=== Dataset records ===

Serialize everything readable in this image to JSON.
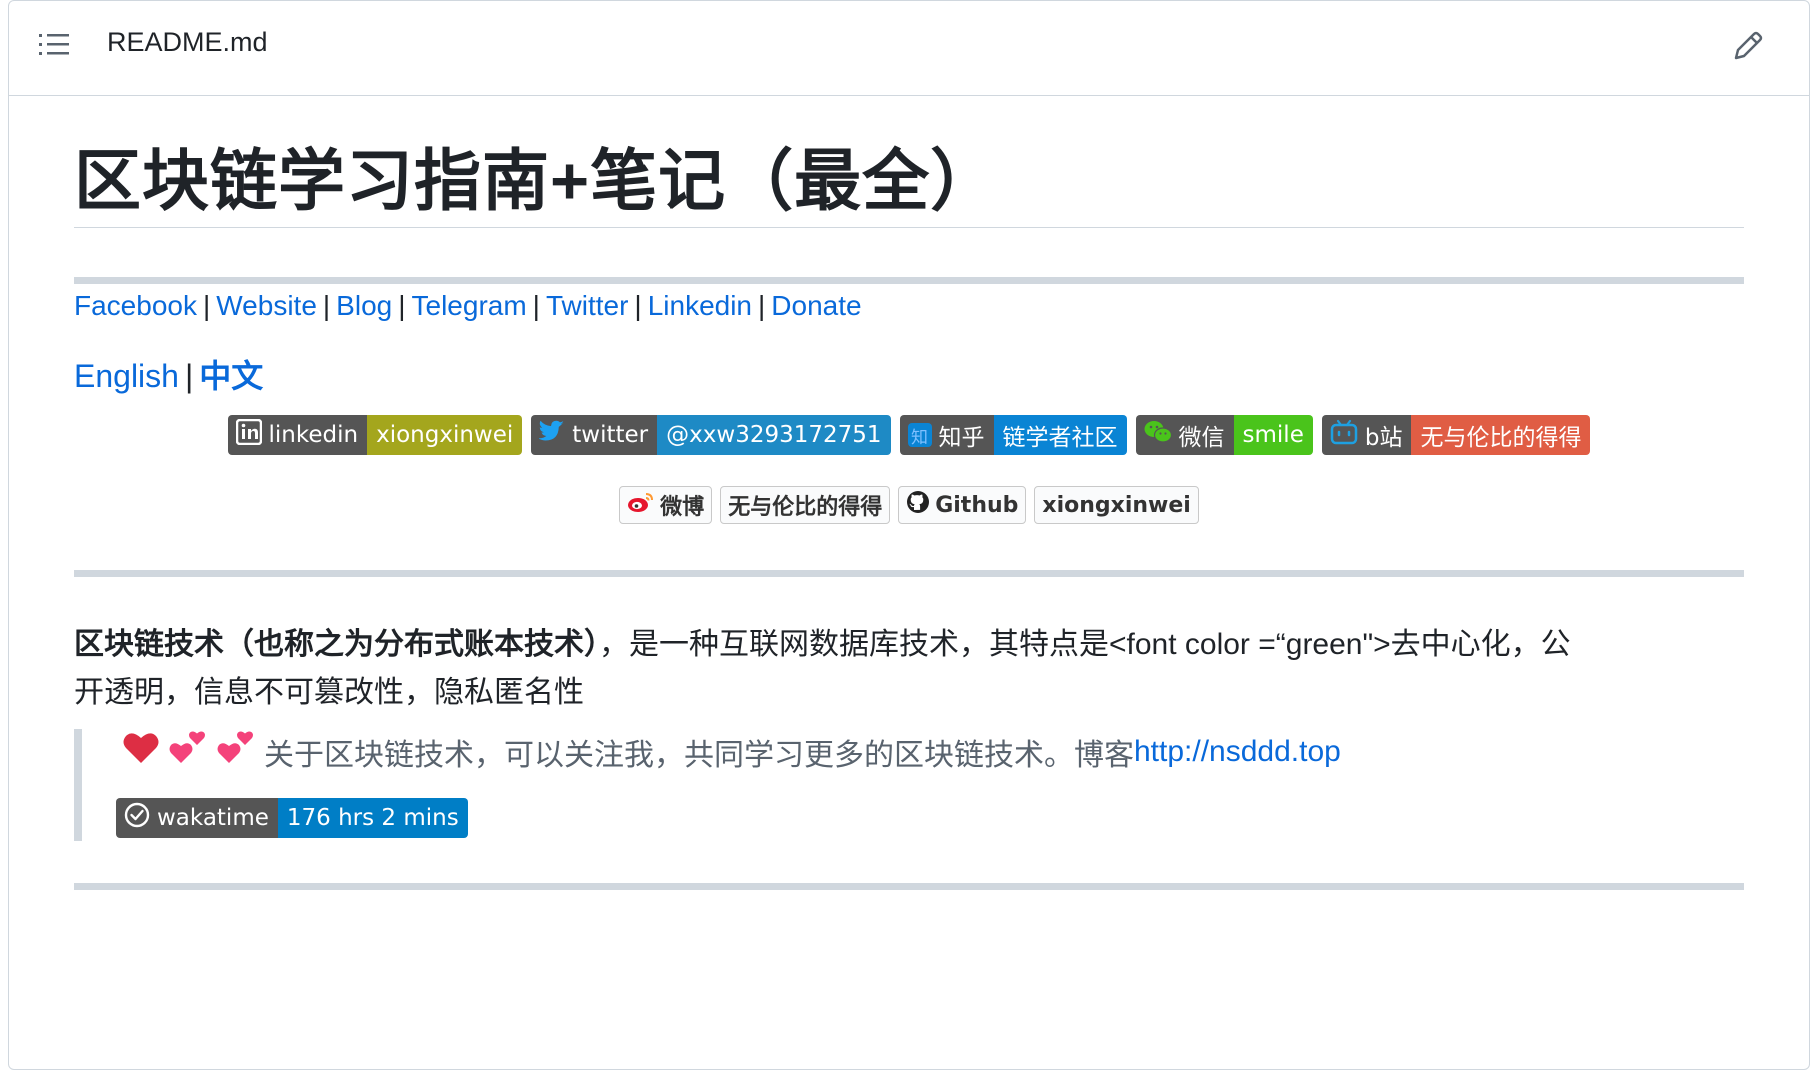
{
  "header": {
    "filename": "README.md",
    "toc_icon": "list-icon",
    "edit_icon": "pencil-icon"
  },
  "title": "区块链学习指南+笔记（最全）",
  "social_links": [
    "Facebook",
    "Website",
    "Blog",
    "Telegram",
    "Twitter",
    "Linkedin",
    "Donate"
  ],
  "language_links": {
    "english": "English",
    "chinese": "中文"
  },
  "badges_row1": [
    {
      "icon": "linkedin-icon",
      "label": "linkedin",
      "value": "xiongxinwei",
      "color": "#a4a61d"
    },
    {
      "icon": "twitter-icon",
      "label": "twitter",
      "value": "@xxw3293172751",
      "color": "#1e8ac5"
    },
    {
      "icon": "zhihu-icon",
      "label": "知乎",
      "value": "链学者社区",
      "color": "#0a84d4"
    },
    {
      "icon": "wechat-icon",
      "label": "微信",
      "value": "smile",
      "color": "#4ac41b"
    },
    {
      "icon": "bilibili-icon",
      "label": "b站",
      "value": "无与伦比的得得",
      "color": "#e05d44"
    }
  ],
  "badges_row2": [
    {
      "icon": "weibo-icon",
      "label": "微博"
    },
    {
      "label": "无与伦比的得得"
    },
    {
      "icon": "github-icon",
      "label": "Github"
    },
    {
      "label": "xiongxinwei"
    }
  ],
  "intro": {
    "bold": "区块链技术（也称之为分布式账本技术）",
    "line1": "，是一种互联网数据库技术，其特点是<font color =“green\">去中心化，公",
    "line2": "开透明，信息不可篡改性，隐私匿名性"
  },
  "quote": {
    "text": "关于区块链技术，可以关注我，共同学习更多的区块链技术。博客",
    "link": "http://nsddd.top"
  },
  "wakatime": {
    "icon": "wakatime-icon",
    "label": "wakatime",
    "value": "176 hrs 2 mins",
    "color": "#007ec6"
  }
}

===

| The task |
Omit the pictures. Transcribe every record exactly.

| The solution |
Serialize everything readable in this image to JSON.
{
  "header": {
    "filename": "README.md",
    "toc_icon": "list-icon",
    "edit_icon": "pencil-icon"
  },
  "title": "区块链学习指南+笔记（最全）",
  "social_links": [
    "Facebook",
    "Website",
    "Blog",
    "Telegram",
    "Twitter",
    "Linkedin",
    "Donate"
  ],
  "language_links": {
    "english": "English",
    "chinese": "中文"
  },
  "badges_row1": [
    {
      "icon": "linkedin-icon",
      "label": "linkedin",
      "value": "xiongxinwei",
      "color": "#a4a61d"
    },
    {
      "icon": "twitter-icon",
      "label": "twitter",
      "value": "@xxw3293172751",
      "color": "#1e8ac5"
    },
    {
      "icon": "zhihu-icon",
      "label": "知乎",
      "value": "链学者社区",
      "color": "#0a84d4"
    },
    {
      "icon": "wechat-icon",
      "label": "微信",
      "value": "smile",
      "color": "#4ac41b"
    },
    {
      "icon": "bilibili-icon",
      "label": "b站",
      "value": "无与伦比的得得",
      "color": "#e05d44"
    }
  ],
  "badges_row2": [
    {
      "icon": "weibo-icon",
      "label": "微博"
    },
    {
      "label": "无与伦比的得得"
    },
    {
      "icon": "github-icon",
      "label": "Github"
    },
    {
      "label": "xiongxinwei"
    }
  ],
  "intro": {
    "bold": "区块链技术（也称之为分布式账本技术）",
    "line1": "，是一种互联网数据库技术，其特点是<font color =“green\">去中心化，公",
    "line2": "开透明，信息不可篡改性，隐私匿名性"
  },
  "quote": {
    "text": "关于区块链技术，可以关注我，共同学习更多的区块链技术。博客",
    "link": "http://nsddd.top"
  },
  "wakatime": {
    "icon": "wakatime-icon",
    "label": "wakatime",
    "value": "176 hrs 2 mins",
    "color": "#007ec6"
  }
}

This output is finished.